**Your instructions:** Your task is to quote the material that follows, in full and exactly.

**Given information:**
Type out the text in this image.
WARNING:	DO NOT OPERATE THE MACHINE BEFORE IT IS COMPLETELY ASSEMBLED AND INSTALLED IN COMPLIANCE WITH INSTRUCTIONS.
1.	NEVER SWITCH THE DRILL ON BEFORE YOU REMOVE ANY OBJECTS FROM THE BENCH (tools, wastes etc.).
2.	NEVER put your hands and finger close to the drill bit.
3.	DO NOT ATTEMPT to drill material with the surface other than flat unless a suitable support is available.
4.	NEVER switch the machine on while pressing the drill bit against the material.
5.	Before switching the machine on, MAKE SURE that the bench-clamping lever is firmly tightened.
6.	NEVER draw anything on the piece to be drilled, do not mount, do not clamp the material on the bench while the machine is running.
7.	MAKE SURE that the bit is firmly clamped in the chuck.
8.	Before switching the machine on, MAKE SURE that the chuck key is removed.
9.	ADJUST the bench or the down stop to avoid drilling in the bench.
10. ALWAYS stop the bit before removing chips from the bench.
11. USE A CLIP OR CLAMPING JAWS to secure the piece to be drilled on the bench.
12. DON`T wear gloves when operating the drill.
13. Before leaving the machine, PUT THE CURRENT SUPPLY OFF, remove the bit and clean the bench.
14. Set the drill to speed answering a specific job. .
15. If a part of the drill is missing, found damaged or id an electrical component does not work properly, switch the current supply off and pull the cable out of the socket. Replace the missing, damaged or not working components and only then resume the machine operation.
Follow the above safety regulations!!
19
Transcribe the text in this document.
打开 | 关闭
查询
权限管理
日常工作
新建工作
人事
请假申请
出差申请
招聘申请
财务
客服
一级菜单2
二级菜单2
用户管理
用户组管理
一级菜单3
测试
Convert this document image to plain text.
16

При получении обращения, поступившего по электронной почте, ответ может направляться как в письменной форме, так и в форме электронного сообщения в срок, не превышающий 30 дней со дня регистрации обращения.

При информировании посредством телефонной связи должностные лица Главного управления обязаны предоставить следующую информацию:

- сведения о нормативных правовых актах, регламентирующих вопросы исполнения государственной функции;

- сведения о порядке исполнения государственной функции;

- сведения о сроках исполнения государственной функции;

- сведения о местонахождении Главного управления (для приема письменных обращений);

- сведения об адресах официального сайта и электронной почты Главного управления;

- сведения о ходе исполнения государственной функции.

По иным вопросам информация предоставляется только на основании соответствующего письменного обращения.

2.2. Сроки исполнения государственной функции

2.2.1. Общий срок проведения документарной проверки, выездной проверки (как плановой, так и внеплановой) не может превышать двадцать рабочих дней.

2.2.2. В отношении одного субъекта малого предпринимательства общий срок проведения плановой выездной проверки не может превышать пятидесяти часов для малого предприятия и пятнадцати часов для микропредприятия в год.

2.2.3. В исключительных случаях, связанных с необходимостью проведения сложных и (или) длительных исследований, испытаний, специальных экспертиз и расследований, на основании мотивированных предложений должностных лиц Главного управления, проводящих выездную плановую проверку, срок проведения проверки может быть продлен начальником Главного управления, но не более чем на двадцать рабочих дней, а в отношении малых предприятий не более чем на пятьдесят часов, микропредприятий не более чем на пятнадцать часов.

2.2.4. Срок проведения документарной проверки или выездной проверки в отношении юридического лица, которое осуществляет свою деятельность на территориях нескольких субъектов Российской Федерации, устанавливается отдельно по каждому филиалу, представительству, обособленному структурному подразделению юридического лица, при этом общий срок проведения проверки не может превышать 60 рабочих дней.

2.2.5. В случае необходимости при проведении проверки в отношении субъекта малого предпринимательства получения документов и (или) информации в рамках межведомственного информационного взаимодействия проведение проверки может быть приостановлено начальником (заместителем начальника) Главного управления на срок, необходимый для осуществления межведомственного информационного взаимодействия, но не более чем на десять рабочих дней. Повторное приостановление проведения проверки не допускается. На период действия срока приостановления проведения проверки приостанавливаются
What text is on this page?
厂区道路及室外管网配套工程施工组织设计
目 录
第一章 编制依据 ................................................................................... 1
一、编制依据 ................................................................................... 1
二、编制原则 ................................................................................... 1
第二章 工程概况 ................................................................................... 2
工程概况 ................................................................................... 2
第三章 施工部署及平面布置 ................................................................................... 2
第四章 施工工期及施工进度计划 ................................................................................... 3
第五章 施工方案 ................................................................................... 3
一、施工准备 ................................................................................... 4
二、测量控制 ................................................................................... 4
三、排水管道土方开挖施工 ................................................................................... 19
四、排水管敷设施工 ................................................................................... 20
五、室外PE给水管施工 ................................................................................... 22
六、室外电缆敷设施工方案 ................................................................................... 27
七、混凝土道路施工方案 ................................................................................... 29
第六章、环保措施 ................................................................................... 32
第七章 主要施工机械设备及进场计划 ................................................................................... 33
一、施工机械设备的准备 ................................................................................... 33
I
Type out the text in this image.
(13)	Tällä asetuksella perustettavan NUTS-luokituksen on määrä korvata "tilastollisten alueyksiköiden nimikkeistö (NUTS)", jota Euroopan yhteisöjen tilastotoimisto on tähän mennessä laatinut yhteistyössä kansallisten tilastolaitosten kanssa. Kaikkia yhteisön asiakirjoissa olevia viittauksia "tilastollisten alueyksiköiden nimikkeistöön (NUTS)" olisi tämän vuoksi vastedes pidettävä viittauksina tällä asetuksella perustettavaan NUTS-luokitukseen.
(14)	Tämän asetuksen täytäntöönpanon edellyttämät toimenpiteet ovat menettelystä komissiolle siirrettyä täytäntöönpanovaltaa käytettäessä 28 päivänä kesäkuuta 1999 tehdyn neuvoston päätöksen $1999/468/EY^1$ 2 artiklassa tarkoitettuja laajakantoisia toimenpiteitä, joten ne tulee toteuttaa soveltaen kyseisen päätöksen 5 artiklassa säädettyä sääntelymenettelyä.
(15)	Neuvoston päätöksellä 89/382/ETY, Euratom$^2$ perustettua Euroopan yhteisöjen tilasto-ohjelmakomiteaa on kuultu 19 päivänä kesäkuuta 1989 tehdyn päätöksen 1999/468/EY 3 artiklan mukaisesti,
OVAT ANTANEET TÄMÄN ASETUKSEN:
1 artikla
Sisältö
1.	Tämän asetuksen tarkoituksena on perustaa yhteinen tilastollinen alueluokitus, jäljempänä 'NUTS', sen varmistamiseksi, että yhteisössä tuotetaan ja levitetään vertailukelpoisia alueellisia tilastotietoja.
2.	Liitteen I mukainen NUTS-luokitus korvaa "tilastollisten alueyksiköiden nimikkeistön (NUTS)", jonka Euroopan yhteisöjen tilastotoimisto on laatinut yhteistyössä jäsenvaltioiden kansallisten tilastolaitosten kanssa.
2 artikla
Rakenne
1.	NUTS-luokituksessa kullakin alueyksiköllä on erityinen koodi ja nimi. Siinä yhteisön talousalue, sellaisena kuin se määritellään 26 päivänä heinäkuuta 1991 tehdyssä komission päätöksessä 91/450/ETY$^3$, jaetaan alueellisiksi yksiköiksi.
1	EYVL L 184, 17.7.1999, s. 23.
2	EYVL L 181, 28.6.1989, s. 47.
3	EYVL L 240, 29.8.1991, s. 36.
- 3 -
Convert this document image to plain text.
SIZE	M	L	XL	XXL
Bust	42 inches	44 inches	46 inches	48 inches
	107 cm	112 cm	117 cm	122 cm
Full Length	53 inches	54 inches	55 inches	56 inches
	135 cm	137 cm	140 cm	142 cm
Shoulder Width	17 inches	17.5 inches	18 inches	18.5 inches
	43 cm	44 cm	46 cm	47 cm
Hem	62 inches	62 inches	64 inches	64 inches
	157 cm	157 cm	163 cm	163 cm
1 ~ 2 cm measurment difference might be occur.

**Written solution:**
Type out the text in this image.
WARNING:	DO NOT OPERATE THE MACHINE BEFORE IT IS COMPLETELY ASSEMBLED AND INSTALLED IN COMPLIANCE WITH INSTRUCTIONS.
1.	NEVER SWITCH THE DRILL ON BEFORE YOU REMOVE ANY OBJECTS FROM THE BENCH (tools, wastes etc.).
2.	NEVER put your hands and finger close to the drill bit.
3.	DO NOT ATTEMPT to drill material with the surface other than flat unless a suitable support is available.
4.	NEVER switch the machine on while pressing the drill bit against the material.
5.	Before switching the machine on, MAKE SURE that the bench-clamping lever is firmly tightened.
6.	NEVER draw anything on the piece to be drilled, do not mount, do not clamp the material on the bench while the machine is running.
7.	MAKE SURE that the bit is firmly clamped in the chuck.
8.	Before switching the machine on, MAKE SURE that the chuck key is removed.
9.	ADJUST the bench or the down stop to avoid drilling in the bench.
10. ALWAYS stop the bit before removing chips from the bench.
11. USE A CLIP OR CLAMPING JAWS to secure the piece to be drilled on the bench.
12. DON`T wear gloves when operating the drill.
13. Before leaving the machine, PUT THE CURRENT SUPPLY OFF, remove the bit and clean the bench.
14. Set the drill to speed answering a specific job. .
15. If a part of the drill is missing, found damaged or id an electrical component does not work properly, switch the current supply off and pull the cable out of the socket. Replace the missing, damaged or not working components and only then resume the machine operation.
Follow the above safety regulations!!
19
Transcribe the text in this document.
打开 | 关闭
查询
权限管理
日常工作
新建工作
人事
请假申请
出差申请
招聘申请
财务
客服
一级菜单2
二级菜单2
用户管理
用户组管理
一级菜单3
测试
Convert this document image to plain text.
16

При получении обращения, поступившего по электронной почте, ответ может направляться как в письменной форме, так и в форме электронного сообщения в срок, не превышающий 30 дней со дня регистрации обращения.

При информировании посредством телефонной связи должностные лица Главного управления обязаны предоставить следующую информацию:

- сведения о нормативных правовых актах, регламентирующих вопросы исполнения государственной функции;

- сведения о порядке исполнения государственной функции;

- сведения о сроках исполнения государственной функции;

- сведения о местонахождении Главного управления (для приема письменных обращений);

- сведения об адресах официального сайта и электронной почты Главного управления;

- сведения о ходе исполнения государственной функции.

По иным вопросам информация предоставляется только на основании соответствующего письменного обращения.

2.2. Сроки исполнения государственной функции

2.2.1. Общий срок проведения документарной проверки, выездной проверки (как плановой, так и внеплановой) не может превышать двадцать рабочих дней.

2.2.2. В отношении одного субъекта малого предпринимательства общий срок проведения плановой выездной проверки не может превышать пятидесяти часов для малого предприятия и пятнадцати часов для микропредприятия в год.

2.2.3. В исключительных случаях, связанных с необходимостью проведения сложных и (или) длительных исследований, испытаний, специальных экспертиз и расследований, на основании мотивированных предложений должностных лиц Главного управления, проводящих выездную плановую проверку, срок проведения проверки может быть продлен начальником Главного управления, но не более чем на двадцать рабочих дней, а в отношении малых предприятий не более чем на пятьдесят часов, микропредприятий не более чем на пятнадцать часов.

2.2.4. Срок проведения документарной проверки или выездной проверки в отношении юридического лица, которое осуществляет свою деятельность на территориях нескольких субъектов Российской Федерации, устанавливается отдельно по каждому филиалу, представительству, обособленному структурному подразделению юридического лица, при этом общий срок проведения проверки не может превышать 60 рабочих дней.

2.2.5. В случае необходимости при проведении проверки в отношении субъекта малого предпринимательства получения документов и (или) информации в рамках межведомственного информационного взаимодействия проведение проверки может быть приостановлено начальником (заместителем начальника) Главного управления на срок, необходимый для осуществления межведомственного информационного взаимодействия, но не более чем на десять рабочих дней. Повторное приостановление проведения проверки не допускается. На период действия срока приостановления проведения проверки приостанавливаются
What text is on this page?
厂区道路及室外管网配套工程施工组织设计
目 录
第一章 编制依据 ................................................................................... 1
一、编制依据 ................................................................................... 1
二、编制原则 ................................................................................... 1
第二章 工程概况 ................................................................................... 2
工程概况 ................................................................................... 2
第三章 施工部署及平面布置 ................................................................................... 2
第四章 施工工期及施工进度计划 ................................................................................... 3
第五章 施工方案 ................................................................................... 3
一、施工准备 ................................................................................... 4
二、测量控制 ................................................................................... 4
三、排水管道土方开挖施工 ................................................................................... 19
四、排水管敷设施工 ................................................................................... 20
五、室外PE给水管施工 ................................................................................... 22
六、室外电缆敷设施工方案 ................................................................................... 27
七、混凝土道路施工方案 ................................................................................... 29
第六章、环保措施 ................................................................................... 32
第七章 主要施工机械设备及进场计划 ................................................................................... 33
一、施工机械设备的准备 ................................................................................... 33
I
Type out the text in this image.
(13)	Tällä asetuksella perustettavan NUTS-luokituksen on määrä korvata "tilastollisten alueyksiköiden nimikkeistö (NUTS)", jota Euroopan yhteisöjen tilastotoimisto on tähän mennessä laatinut yhteistyössä kansallisten tilastolaitosten kanssa. Kaikkia yhteisön asiakirjoissa olevia viittauksia "tilastollisten alueyksiköiden nimikkeistöön (NUTS)" olisi tämän vuoksi vastedes pidettävä viittauksina tällä asetuksella perustettavaan NUTS-luokitukseen.
(14)	Tämän asetuksen täytäntöönpanon edellyttämät toimenpiteet ovat menettelystä komissiolle siirrettyä täytäntöönpanovaltaa käytettäessä 28 päivänä kesäkuuta 1999 tehdyn neuvoston päätöksen $1999/468/EY^1$ 2 artiklassa tarkoitettuja laajakantoisia toimenpiteitä, joten ne tulee toteuttaa soveltaen kyseisen päätöksen 5 artiklassa säädettyä sääntelymenettelyä.
(15)	Neuvoston päätöksellä 89/382/ETY, Euratom$^2$ perustettua Euroopan yhteisöjen tilasto-ohjelmakomiteaa on kuultu 19 päivänä kesäkuuta 1989 tehdyn päätöksen 1999/468/EY 3 artiklan mukaisesti,
OVAT ANTANEET TÄMÄN ASETUKSEN:
1 artikla
Sisältö
1.	Tämän asetuksen tarkoituksena on perustaa yhteinen tilastollinen alueluokitus, jäljempänä 'NUTS', sen varmistamiseksi, että yhteisössä tuotetaan ja levitetään vertailukelpoisia alueellisia tilastotietoja.
2.	Liitteen I mukainen NUTS-luokitus korvaa "tilastollisten alueyksiköiden nimikkeistön (NUTS)", jonka Euroopan yhteisöjen tilastotoimisto on laatinut yhteistyössä jäsenvaltioiden kansallisten tilastolaitosten kanssa.
2 artikla
Rakenne
1.	NUTS-luokituksessa kullakin alueyksiköllä on erityinen koodi ja nimi. Siinä yhteisön talousalue, sellaisena kuin se määritellään 26 päivänä heinäkuuta 1991 tehdyssä komission päätöksessä 91/450/ETY$^3$, jaetaan alueellisiksi yksiköiksi.
1	EYVL L 184, 17.7.1999, s. 23.
2	EYVL L 181, 28.6.1989, s. 47.
3	EYVL L 240, 29.8.1991, s. 36.
- 3 -
Convert this document image to plain text.
SIZE	M	L	XL	XXL
Bust	42 inches	44 inches	46 inches	48 inches
	107 cm	112 cm	117 cm	122 cm
Full Length	53 inches	54 inches	55 inches	56 inches
	135 cm	137 cm	140 cm	142 cm
Shoulder Width	17 inches	17.5 inches	18 inches	18.5 inches
	43 cm	44 cm	46 cm	47 cm
Hem	62 inches	62 inches	64 inches	64 inches
	157 cm	157 cm	163 cm	163 cm
1 ~ 2 cm measurment difference might be occur.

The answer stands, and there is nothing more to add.